*Working data*.
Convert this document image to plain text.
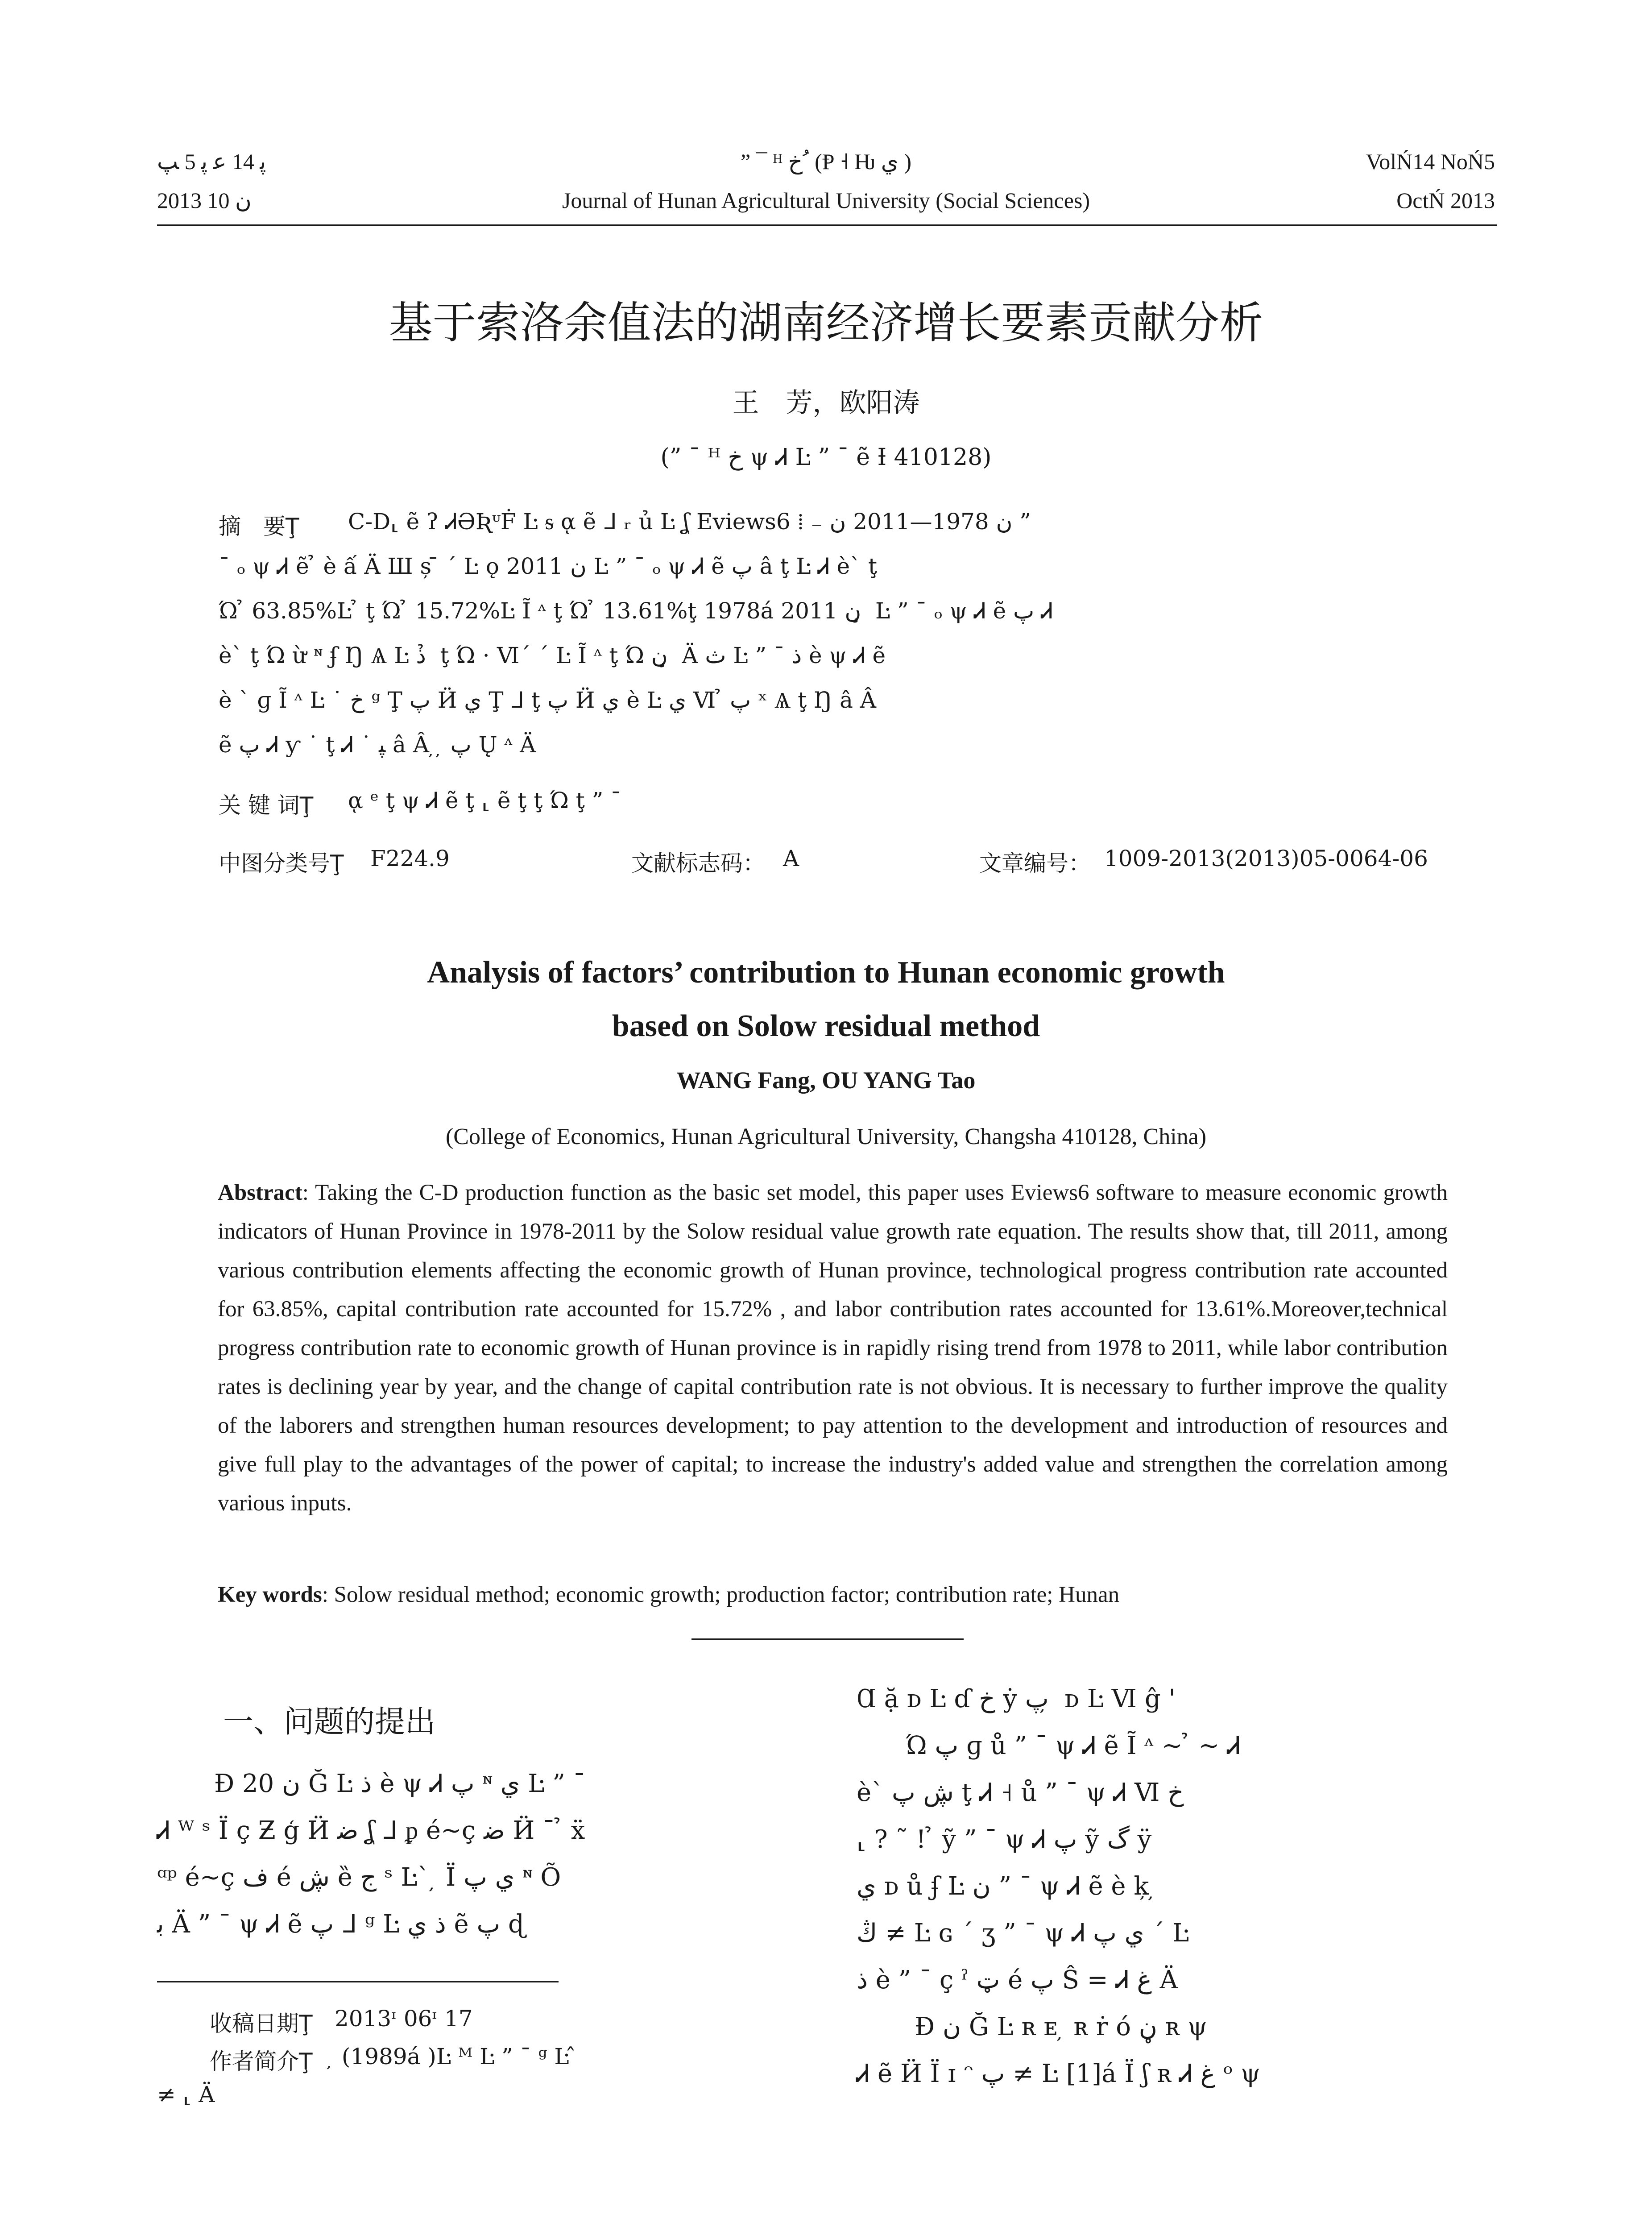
ﭘ 14 ﻋ ﭘ 5 ﭗ
2013 ﻥ 10
” ¯ ᴴ خ ُ (Ᵽ ˧ Ƕ ي )
Journal of Hunan Agricultural University (Social Sciences)
VolŃ14 NoŃ5
OctŃ 2013
基于索洛余值法的湖南经济增长要素贡献分析
王　芳，欧阳涛
(” ¯ ᴴ خ ψ Ꮧ Ŀ ” ¯ ẽ Ɨ 410128)
摘　要Ţ C-D⸤ ẽ ʔ ᏗӘƦᶸḞ Ŀ ᵴ ᾳ ẽ ᒧ ᵣ ủ Ŀ ʆ Eviews6 ⁞ ₋ ن 1978—2011 ﻥ ”
¯ ₒ ψ Ꮧ ẽ ̉ è ấ Ä Ш ș ̄ ˊ Ŀ ǫ 2011 ﻥ Ŀ ” ¯ ₒ ψ Ꮧ ẽ پ â ţ Ŀ Ꮧ è` ţ
Ώ ̉ 63.85%Ŀ ̉ ţ Ώ ̉ 15.72%Ŀ Ĩ ᶺ ţ Ώ ̉ 13.61%ţ 1978á 2011 ﻥ ̧ Ŀ ” ¯ ₒ ψ Ꮧ ẽ پ Ꮧ
è` ţ Ώ ừ ᶰ ʄ Ŋ Ѧ Ŀ ﺫ ̉ ţ Ώ ⋅ Ⅵ´ ´ Ŀ Ĩ ᶺ ţ Ώ ﻥ ̧ Ä ث Ŀ ” ¯ ﺫ è ψ Ꮧ ẽ
è ` ɡ Ĩ ᶺ Ŀ ˙ خ ᵍ Ţ پ Ӥ ي Ţ ᒧ ţ پ Ӥ ي è Ŀ ي Ⅵ ̉ پ ˣ Ѧ ţ Ŋ â Â
ẽ پ Ꮧ ƴ ˙ ţ Ꮧ ˙ ﭙ â Â ̦ ̦ پ Ų ᶺ Ä
关 键 词Ţ ᾳ ᵉ ţ ψ Ꮧ ẽ ţ ⸤ ẽ ţ ţ Ώ ţ ” ¯
中图分类号Ţ F224.9	文献标志码： A	文章编号： 1009-2013(2013)05-0064-06
Analysis of factors’ contribution to Hunan economic growth
based on Solow residual method
WANG Fang, OU YANG Tao
(College of Economics, Hunan Agricultural University, Changsha 410128, China)
Abstract: Taking the C-D production function as the basic set model, this paper uses Eviews6 software to measure economic growth indicators of Hunan Province in 1978-2011 by the Solow residual value growth rate equation. The results show that, till 2011, among various contribution elements affecting the economic growth of Hunan province, technological progress contribution rate accounted for 63.85%, capital contribution rate accounted for 15.72% , and labor contribution rates accounted for 13.61%.Moreover,technical progress contribution rate to economic growth of Hunan province is in rapidly rising trend from 1978 to 2011, while labor contribution rates is declining year by year, and the change of capital contribution rate is not obvious. It is necessary to further improve the quality of the laborers and strengthen human resources development; to pay attention to the development and introduction of resources and give full play to the advantages of the power of capital; to increase the industry's added value and strengthen the correlation among various inputs.
Key words: Solow residual method; economic growth; production factor; contribution rate; Hunan
一、问题的提出
Ɖ 20 ﻥ Ğ Ŀ ﺫ è ψ Ꮧ پ ᶰ ي Ŀ ” ¯
Ꮧ ᵂ ˢ Ï ç Ƶ ģ Ӥ ﺿ ʆ ᒧ ᵱ é~ç ﺿ Ӥ ¯ ̉ ẍ
ᵅᵖ é~ç ف é ڜ ȅ ج ˢ Ŀ` ̦ Ï ي پ ᶰ Õ
ﺑ Ä ” ¯ ψ Ꮧ ẽ پ ᒧ ᵍ Ŀ ﺫ ي ẽ پ ɖ
收稿日期Ţ 2013ᶦ 06ᶦ 17
作者简介Ţ ̦ (1989á )Ŀ ᴹ Ŀ ” ¯ ᵍ Ŀ ̂
≠ ⸤ Ä
Ɑ ặ ᴅ Ŀ ɗ خ ẏ پ ̦ ᴅ Ŀ Ⅵ ĝ '
Ώ پ ɡ ů ” ¯ ψ Ꮧ ẽ Ĩ ᶺ ~ ̉ ~ Ꮧ
è` ڜ پ ţ Ꮧ ˧ ů ” ¯ ψ Ꮧ Ⅵ خ
⸤ ? ˜ ! ̉ ỹ ” ¯ ψ Ꮧ پ ỹ گ ÿ
ي ᴅ ů ʄ Ŀ ﻥ ” ¯ ψ Ꮧ ẽ è ķ ̦
ڭ ≠ Ŀ ɢ ˊ ʒ ” ¯ ψ Ꮧ ي پ ˊ Ŀ
ﺫ è ” ¯ ç ˀ ټ é پ Ŝ = Ꮧ ﻍ Ä
Ɖ ﻥ Ğ Ŀ ʀ ᴇ ̦ ʀ ṙ ó ڼ ʀ ψ
Ꮧ ẽ Ӥ Ï ɪ ᵔ پ ≠ Ŀ [1]á Ï ʃ ʀ Ꮧ ﻍ ᵒ ψ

*What the task asks*. The listing above needs to be output again exactly. Don't include the pictures.

*Finished exercise*.
Convert this document image to plain text.
ﭘ 14 ﻋ ﭘ 5 ﭗ
2013 ﻥ 10
” ¯ ᴴ خ ُ (Ᵽ ˧ Ƕ ي )
Journal of Hunan Agricultural University (Social Sciences)
VolŃ14 NoŃ5
OctŃ 2013
基于索洛余值法的湖南经济增长要素贡献分析
王　芳，欧阳涛
(” ¯ ᴴ خ ψ Ꮧ Ŀ ” ¯ ẽ Ɨ 410128)
摘　要Ţ C-D⸤ ẽ ʔ ᏗӘƦᶸḞ Ŀ ᵴ ᾳ ẽ ᒧ ᵣ ủ Ŀ ʆ Eviews6 ⁞ ₋ ن 1978—2011 ﻥ ”
¯ ₒ ψ Ꮧ ẽ ̉ è ấ Ä Ш ș ̄ ˊ Ŀ ǫ 2011 ﻥ Ŀ ” ¯ ₒ ψ Ꮧ ẽ پ â ţ Ŀ Ꮧ è` ţ
Ώ ̉ 63.85%Ŀ ̉ ţ Ώ ̉ 15.72%Ŀ Ĩ ᶺ ţ Ώ ̉ 13.61%ţ 1978á 2011 ﻥ ̧ Ŀ ” ¯ ₒ ψ Ꮧ ẽ پ Ꮧ
è` ţ Ώ ừ ᶰ ʄ Ŋ Ѧ Ŀ ﺫ ̉ ţ Ώ ⋅ Ⅵ´ ´ Ŀ Ĩ ᶺ ţ Ώ ﻥ ̧ Ä ث Ŀ ” ¯ ﺫ è ψ Ꮧ ẽ
è ` ɡ Ĩ ᶺ Ŀ ˙ خ ᵍ Ţ پ Ӥ ي Ţ ᒧ ţ پ Ӥ ي è Ŀ ي Ⅵ ̉ پ ˣ Ѧ ţ Ŋ â Â
ẽ پ Ꮧ ƴ ˙ ţ Ꮧ ˙ ﭙ â Â ̦ ̦ پ Ų ᶺ Ä
关 键 词Ţ ᾳ ᵉ ţ ψ Ꮧ ẽ ţ ⸤ ẽ ţ ţ Ώ ţ ” ¯
中图分类号Ţ F224.9	文献标志码： A	文章编号： 1009-2013(2013)05-0064-06
Analysis of factors’ contribution to Hunan economic growth
based on Solow residual method
WANG Fang, OU YANG Tao
(College of Economics, Hunan Agricultural University, Changsha 410128, China)
Abstract: Taking the C-D production function as the basic set model, this paper uses Eviews6 software to measure economic growth indicators of Hunan Province in 1978-2011 by the Solow residual value growth rate equation. The results show that, till 2011, among various contribution elements affecting the economic growth of Hunan province, technological progress contribution rate accounted for 63.85%, capital contribution rate accounted for 15.72% , and labor contribution rates accounted for 13.61%.Moreover,technical progress contribution rate to economic growth of Hunan province is in rapidly rising trend from 1978 to 2011, while labor contribution rates is declining year by year, and the change of capital contribution rate is not obvious. It is necessary to further improve the quality of the laborers and strengthen human resources development; to pay attention to the development and introduction of resources and give full play to the advantages of the power of capital; to increase the industry's added value and strengthen the correlation among various inputs.
Key words: Solow residual method; economic growth; production factor; contribution rate; Hunan
一、问题的提出
Ɖ 20 ﻥ Ğ Ŀ ﺫ è ψ Ꮧ پ ᶰ ي Ŀ ” ¯
Ꮧ ᵂ ˢ Ï ç Ƶ ģ Ӥ ﺿ ʆ ᒧ ᵱ é~ç ﺿ Ӥ ¯ ̉ ẍ
ᵅᵖ é~ç ف é ڜ ȅ ج ˢ Ŀ` ̦ Ï ي پ ᶰ Õ
ﺑ Ä ” ¯ ψ Ꮧ ẽ پ ᒧ ᵍ Ŀ ﺫ ي ẽ پ ɖ
收稿日期Ţ 2013ᶦ 06ᶦ 17
作者简介Ţ ̦ (1989á )Ŀ ᴹ Ŀ ” ¯ ᵍ Ŀ ̂
≠ ⸤ Ä
Ɑ ặ ᴅ Ŀ ɗ خ ẏ پ ̦ ᴅ Ŀ Ⅵ ĝ '
Ώ پ ɡ ů ” ¯ ψ Ꮧ ẽ Ĩ ᶺ ~ ̉ ~ Ꮧ
è` ڜ پ ţ Ꮧ ˧ ů ” ¯ ψ Ꮧ Ⅵ خ
⸤ ? ˜ ! ̉ ỹ ” ¯ ψ Ꮧ پ ỹ گ ÿ
ي ᴅ ů ʄ Ŀ ﻥ ” ¯ ψ Ꮧ ẽ è ķ ̦
ڭ ≠ Ŀ ɢ ˊ ʒ ” ¯ ψ Ꮧ ي پ ˊ Ŀ
ﺫ è ” ¯ ç ˀ ټ é پ Ŝ = Ꮧ ﻍ Ä
Ɖ ﻥ Ğ Ŀ ʀ ᴇ ̦ ʀ ṙ ó ڼ ʀ ψ
Ꮧ ẽ Ӥ Ï ɪ ᵔ پ ≠ Ŀ [1]á Ï ʃ ʀ Ꮧ ﻍ ᵒ ψ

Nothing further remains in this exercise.